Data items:
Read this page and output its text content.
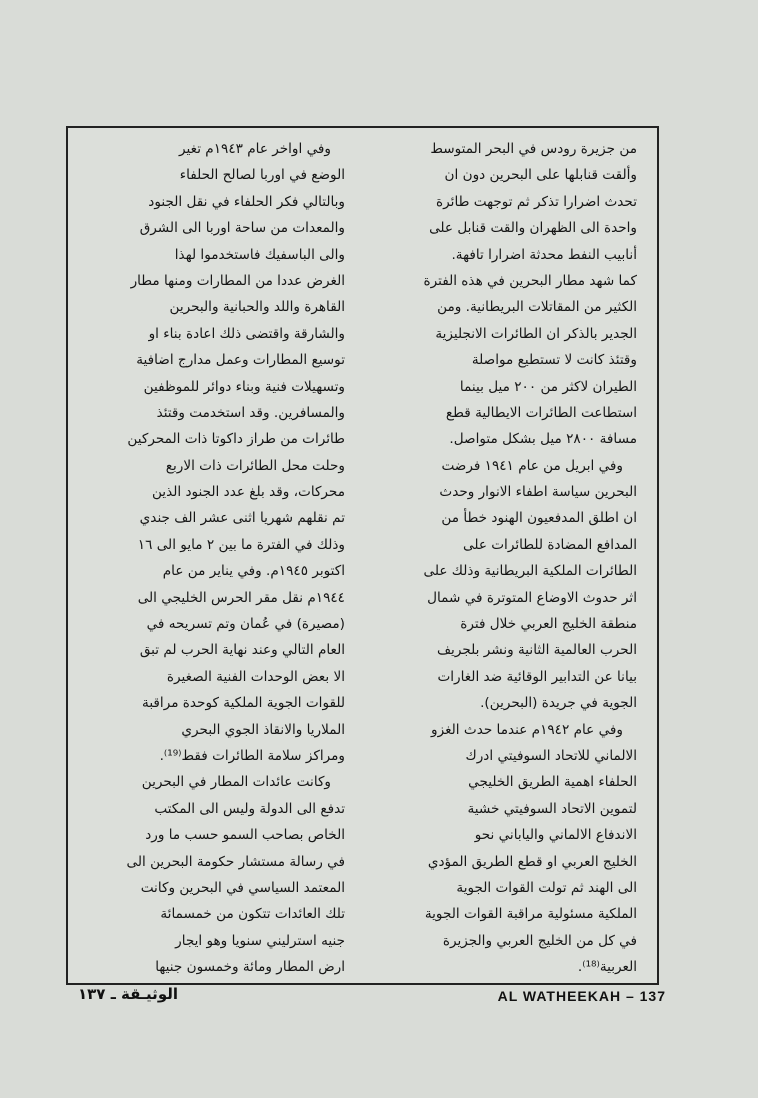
من جزيرة رودس في البحر المتوسط
وألقت قنابلها على البحرين دون ان
تحدث اضرارا تذكر ثم توجهت طائرة
واحدة الى الظهران والقت قنابل على
أنابيب النفط محدثة اضرارا تافهة.
كما شهد مطار البحرين في هذه الفترة
الكثير من المقاتلات البريطانية. ومن
الجدير بالذكر ان الطائرات الانجليزية
وقتئذ كانت لا تستطيع مواصلة
الطيران لاكثر من ٢٠٠ ميل بينما
استطاعت الطائرات الايطالية قطع
مسافة ٢٨٠٠ ميل بشكل متواصل.
وفي ابريل من عام ١٩٤١ فرضت
البحرين سياسة اطفاء الانوار وحدث
ان اطلق المدفعيون الهنود خطأ من
المدافع المضادة للطائرات على
الطائرات الملكية البريطانية وذلك على
اثر حدوث الاوضاع المتوترة في شمال
منطقة الخليج العربي خلال فترة
الحرب العالمية الثانية ونشر بلجريف
بيانا عن التدابير الوقائية ضد الغارات
الجوية في جريدة (البحرين).
وفي عام ١٩٤٢م عندما حدث الغزو
الالماني للاتحاد السوفيتي ادرك
الحلفاء اهمية الطريق الخليجي
لتموين الاتحاد السوفيتي خشية
الاندفاع الالماني والياباني نحو
الخليج العربي او قطع الطريق المؤدي
الى الهند ثم تولت القوات الجوية
الملكية مسئولية مراقبة القوات الجوية
في كل من الخليج العربي والجزيرة
العربية⁽¹⁸⁾.
وفي اواخر عام ١٩٤٣م تغير
الوضع في اوربا لصالح الحلفاء
وبالتالي فكر الحلفاء في نقل الجنود
والمعدات من ساحة اوربا الى الشرق
والى الباسفيك فاستخدموا لهذا
الغرض عددا من المطارات ومنها مطار
القاهرة واللد والحبانية والبحرين
والشارقة واقتضى ذلك اعادة بناء او
توسيع المطارات وعمل مدارج اضافية
وتسهيلات فنية وبناء دوائر للموظفين
والمسافرين. وقد استخدمت وقتئذ
طائرات من طراز داكوتا ذات المحركين
وحلت محل الطائرات ذات الاربع
محركات، وقد بلغ عدد الجنود الذين
تم نقلهم شهريا اثنى عشر الف جندي
وذلك في الفترة ما بين ٢ مايو الى ١٦
اكتوبر ١٩٤٥م. وفي يناير من عام
١٩٤٤م نقل مقر الحرس الخليجي الى
(مصيرة) في عُمان وتم تسريحه في
العام التالي وعند نهاية الحرب لم تبق
الا بعض الوحدات الفنية الصغيرة
للقوات الجوية الملكية كوحدة مراقبة
الملاريا والانقاذ الجوي البحري
ومراكز سلامة الطائرات فقط⁽¹⁹⁾.
وكانت عائدات المطار في البحرين
تدفع الى الدولة وليس الى المكتب
الخاص بصاحب السمو حسب ما ورد
في رسالة مستشار حكومة البحرين الى
المعتمد السياسي في البحرين وكانت
تلك العائدات تتكون من خمسمائة
جنيه استرليني سنويا وهو ايجار
ارض المطار ومائة وخمسون جنيها
الوثيـقة ـ ١٣٧	AL WATHEEKAH – 137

▶ _Exercise instructions_:
Return to the listing above and set it down exactly, leaving out its pictures.

▶ _Response to the task_:
Read this page and output its text content.
من جزيرة رودس في البحر المتوسط
وألقت قنابلها على البحرين دون ان
تحدث اضرارا تذكر ثم توجهت طائرة
واحدة الى الظهران والقت قنابل على
أنابيب النفط محدثة اضرارا تافهة.
كما شهد مطار البحرين في هذه الفترة
الكثير من المقاتلات البريطانية. ومن
الجدير بالذكر ان الطائرات الانجليزية
وقتئذ كانت لا تستطيع مواصلة
الطيران لاكثر من ٢٠٠ ميل بينما
استطاعت الطائرات الايطالية قطع
مسافة ٢٨٠٠ ميل بشكل متواصل.
وفي ابريل من عام ١٩٤١ فرضت
البحرين سياسة اطفاء الانوار وحدث
ان اطلق المدفعيون الهنود خطأ من
المدافع المضادة للطائرات على
الطائرات الملكية البريطانية وذلك على
اثر حدوث الاوضاع المتوترة في شمال
منطقة الخليج العربي خلال فترة
الحرب العالمية الثانية ونشر بلجريف
بيانا عن التدابير الوقائية ضد الغارات
الجوية في جريدة (البحرين).
وفي عام ١٩٤٢م عندما حدث الغزو
الالماني للاتحاد السوفيتي ادرك
الحلفاء اهمية الطريق الخليجي
لتموين الاتحاد السوفيتي خشية
الاندفاع الالماني والياباني نحو
الخليج العربي او قطع الطريق المؤدي
الى الهند ثم تولت القوات الجوية
الملكية مسئولية مراقبة القوات الجوية
في كل من الخليج العربي والجزيرة
العربية⁽¹⁸⁾.
وفي اواخر عام ١٩٤٣م تغير
الوضع في اوربا لصالح الحلفاء
وبالتالي فكر الحلفاء في نقل الجنود
والمعدات من ساحة اوربا الى الشرق
والى الباسفيك فاستخدموا لهذا
الغرض عددا من المطارات ومنها مطار
القاهرة واللد والحبانية والبحرين
والشارقة واقتضى ذلك اعادة بناء او
توسيع المطارات وعمل مدارج اضافية
وتسهيلات فنية وبناء دوائر للموظفين
والمسافرين. وقد استخدمت وقتئذ
طائرات من طراز داكوتا ذات المحركين
وحلت محل الطائرات ذات الاربع
محركات، وقد بلغ عدد الجنود الذين
تم نقلهم شهريا اثنى عشر الف جندي
وذلك في الفترة ما بين ٢ مايو الى ١٦
اكتوبر ١٩٤٥م. وفي يناير من عام
١٩٤٤م نقل مقر الحرس الخليجي الى
(مصيرة) في عُمان وتم تسريحه في
العام التالي وعند نهاية الحرب لم تبق
الا بعض الوحدات الفنية الصغيرة
للقوات الجوية الملكية كوحدة مراقبة
الملاريا والانقاذ الجوي البحري
ومراكز سلامة الطائرات فقط⁽¹⁹⁾.
وكانت عائدات المطار في البحرين
تدفع الى الدولة وليس الى المكتب
الخاص بصاحب السمو حسب ما ورد
في رسالة مستشار حكومة البحرين الى
المعتمد السياسي في البحرين وكانت
تلك العائدات تتكون من خمسمائة
جنيه استرليني سنويا وهو ايجار
ارض المطار ومائة وخمسون جنيها
الوثيـقة ـ ١٣٧	AL WATHEEKAH – 137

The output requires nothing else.